> _Exercise prompt_:
Answer these questions from the forum excerpt on Dragon Age combat:
(a) Which difficulty level turns on friendly fire?
(b) According to the post beginning "Enemies teleporting into battle.", what ends the discussion for Bioware about balancing battles for friendly fire?
(c) In DA2, which two stats do rogue items require?

____ Passage to read

That's exactly what I said in the demo thread when people were telling me not to worry about the missing FF since Nightmare turns it on. If all but one of your difficulty levels do not have friendly fire then obviously your encounters will be designed without it in mind. Conversely, in DA:O having at least some FF was the default.
 

JoeBoy101

Member
Durante said:
That's exactly what I said in the demo thread when people were telling me not to worry about the missing FF since Nightmare turns it on. If all but one of your difficulty levels do not have friendly fire then obviously your encounters will be designed without it in mind. Conversely, in DA:O having at least some FF was the default.

Enemies teleporting into battle. That is the end of the discussion for Bioware with regards to balancing battles for FF. If you're fucking teleporting enemies into a fight, there's no real way to make FF work well, as opposed to them having to come from an area on the map.
 

Gvaz

Banned
EvaPlusMinus said:
What?

And yes, it plays just like the first. From my 100+ hours put into Origins, and my 15 hours into DA2. They are pretty much identical.

I've spent about that in Origins and almost that in DA2 (even more if you count demo usage).

Here's why the two are different: (This isn't meant to be a "one is better than the other" but simply stating the differences in combat)

Origins:

- Slow Combat speed
- Slow damage, unless your party is underleveled or undergeared, damage comes in slow predictable chunks
- Enemies you see are what you get. No respawning mobs during combat unless it's an endgame bossfight.
- some abilities as a whole are useless. Glyphs? Rock Armor? Some random warrior abilities or the various bard abilities, etc Who the fuck uses them? A few were much better than the others while the rest were situational.
- enemies didn't explode or gib unless you had walking bomb on them. To be honest, I preferred this over what DA2 does, though getting monkey cheese screenshots from this are rather amusing.
- maintaining aggro on the tank is a little frustrating at times, since threaten is like Righteous Fury except SnB tanks have zero AoE (making it almost useless for threat generation), and taunt iirc is single target (or at least acted like it was)
- positioning is nessessary
- lots of shuffling, can't attack from any position, only front or back
- you had to invest in skills to keep from being knocked down or interrupted
- items only required one stat to equip

DA2:

- lots of skills were consolidated into stats instead
- items now require two stats to equip based on class (mage: wis/mag, rogue: dex/cun, war: str/con) which means you're forced into two stat builds, rather than one required and another is up to you.

________
____ Dataset section

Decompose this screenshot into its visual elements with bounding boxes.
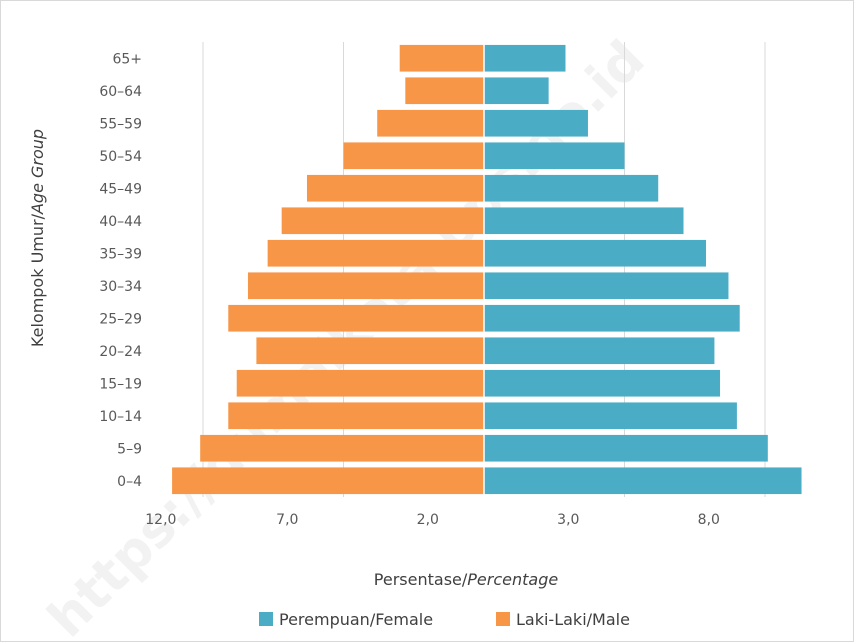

________

> _Full output_:
(a) Nightmare.
(b) Enemies teleporting into battle.
(c) Dexterity and cunning (dex/cun).